* _Set exercise_:
Reproduce all the lines below exactly and omit the images.

Items from a figure collection
——
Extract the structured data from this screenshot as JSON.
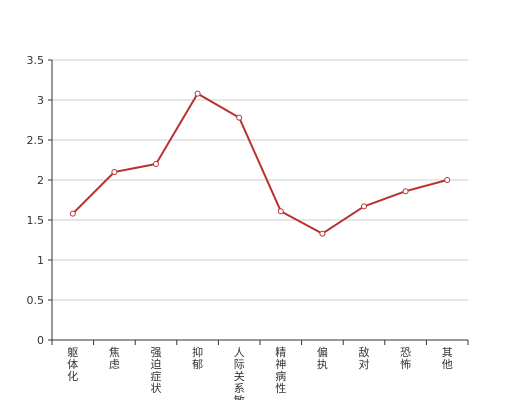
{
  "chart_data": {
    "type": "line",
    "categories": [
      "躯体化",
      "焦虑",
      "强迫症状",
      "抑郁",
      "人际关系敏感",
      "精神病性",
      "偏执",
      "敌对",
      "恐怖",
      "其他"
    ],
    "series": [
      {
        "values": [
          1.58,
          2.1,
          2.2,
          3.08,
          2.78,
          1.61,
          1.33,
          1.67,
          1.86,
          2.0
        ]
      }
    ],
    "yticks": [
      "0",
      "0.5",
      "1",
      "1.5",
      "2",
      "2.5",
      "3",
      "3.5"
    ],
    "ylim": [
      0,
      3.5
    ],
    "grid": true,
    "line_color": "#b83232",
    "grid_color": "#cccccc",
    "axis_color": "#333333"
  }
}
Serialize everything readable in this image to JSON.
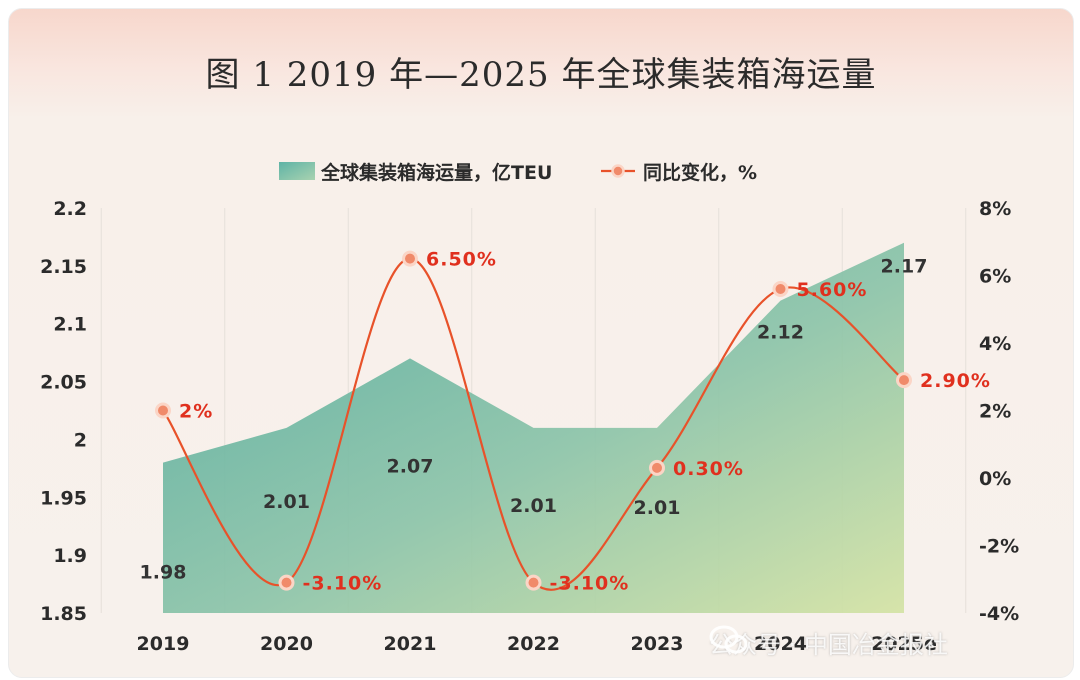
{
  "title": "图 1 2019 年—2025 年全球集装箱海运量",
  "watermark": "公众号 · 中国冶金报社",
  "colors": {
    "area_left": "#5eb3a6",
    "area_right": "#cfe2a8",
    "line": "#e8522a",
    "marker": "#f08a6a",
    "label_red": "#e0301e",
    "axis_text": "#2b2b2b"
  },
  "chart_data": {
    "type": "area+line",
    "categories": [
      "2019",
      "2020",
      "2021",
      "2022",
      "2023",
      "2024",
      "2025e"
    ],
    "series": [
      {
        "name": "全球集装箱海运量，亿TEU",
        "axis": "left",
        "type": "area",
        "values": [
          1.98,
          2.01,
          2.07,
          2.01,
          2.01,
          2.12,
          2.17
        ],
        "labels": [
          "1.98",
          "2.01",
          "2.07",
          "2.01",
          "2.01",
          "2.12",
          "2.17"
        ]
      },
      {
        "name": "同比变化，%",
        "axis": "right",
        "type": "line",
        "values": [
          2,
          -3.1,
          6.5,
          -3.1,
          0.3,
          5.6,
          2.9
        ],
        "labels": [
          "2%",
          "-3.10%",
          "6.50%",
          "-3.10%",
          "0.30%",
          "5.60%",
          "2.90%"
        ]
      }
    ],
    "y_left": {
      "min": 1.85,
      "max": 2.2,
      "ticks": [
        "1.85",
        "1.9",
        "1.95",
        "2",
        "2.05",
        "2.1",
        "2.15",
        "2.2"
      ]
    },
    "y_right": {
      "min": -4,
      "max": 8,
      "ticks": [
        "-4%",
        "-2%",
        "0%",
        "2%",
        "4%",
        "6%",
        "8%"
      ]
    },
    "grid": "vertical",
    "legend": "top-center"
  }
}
——
* _Task result_:
Extract the structured data from this screenshot as JSON.
{
  "chart_data": {
    "type": "line",
    "categories": [
      "躯体化",
      "焦虑",
      "强迫症状",
      "抑郁",
      "人际关系敏感",
      "精神病性",
      "偏执",
      "敌对",
      "恐怖",
      "其他"
    ],
    "series": [
      {
        "values": [
          1.58,
          2.1,
          2.2,
          3.08,
          2.78,
          1.61,
          1.33,
          1.67,
          1.86,
          2.0
        ]
      }
    ],
    "yticks": [
      "0",
      "0.5",
      "1",
      "1.5",
      "2",
      "2.5",
      "3",
      "3.5"
    ],
    "ylim": [
      0,
      3.5
    ],
    "grid": true,
    "line_color": "#b83232",
    "grid_color": "#cccccc",
    "axis_color": "#333333"
  }
}
Serialize everything readable in this image to JSON.
{
  "title": "图 1 2019 年—2025 年全球集装箱海运量",
  "watermark": "公众号 · 中国冶金报社",
  "colors": {
    "area_left": "#5eb3a6",
    "area_right": "#cfe2a8",
    "line": "#e8522a",
    "marker": "#f08a6a",
    "label_red": "#e0301e",
    "axis_text": "#2b2b2b"
  },
  "chart_data": {
    "type": "area+line",
    "categories": [
      "2019",
      "2020",
      "2021",
      "2022",
      "2023",
      "2024",
      "2025e"
    ],
    "series": [
      {
        "name": "全球集装箱海运量，亿TEU",
        "axis": "left",
        "type": "area",
        "values": [
          1.98,
          2.01,
          2.07,
          2.01,
          2.01,
          2.12,
          2.17
        ],
        "labels": [
          "1.98",
          "2.01",
          "2.07",
          "2.01",
          "2.01",
          "2.12",
          "2.17"
        ]
      },
      {
        "name": "同比变化，%",
        "axis": "right",
        "type": "line",
        "values": [
          2,
          -3.1,
          6.5,
          -3.1,
          0.3,
          5.6,
          2.9
        ],
        "labels": [
          "2%",
          "-3.10%",
          "6.50%",
          "-3.10%",
          "0.30%",
          "5.60%",
          "2.90%"
        ]
      }
    ],
    "y_left": {
      "min": 1.85,
      "max": 2.2,
      "ticks": [
        "1.85",
        "1.9",
        "1.95",
        "2",
        "2.05",
        "2.1",
        "2.15",
        "2.2"
      ]
    },
    "y_right": {
      "min": -4,
      "max": 8,
      "ticks": [
        "-4%",
        "-2%",
        "0%",
        "2%",
        "4%",
        "6%",
        "8%"
      ]
    },
    "grid": "vertical",
    "legend": "top-center"
  }
}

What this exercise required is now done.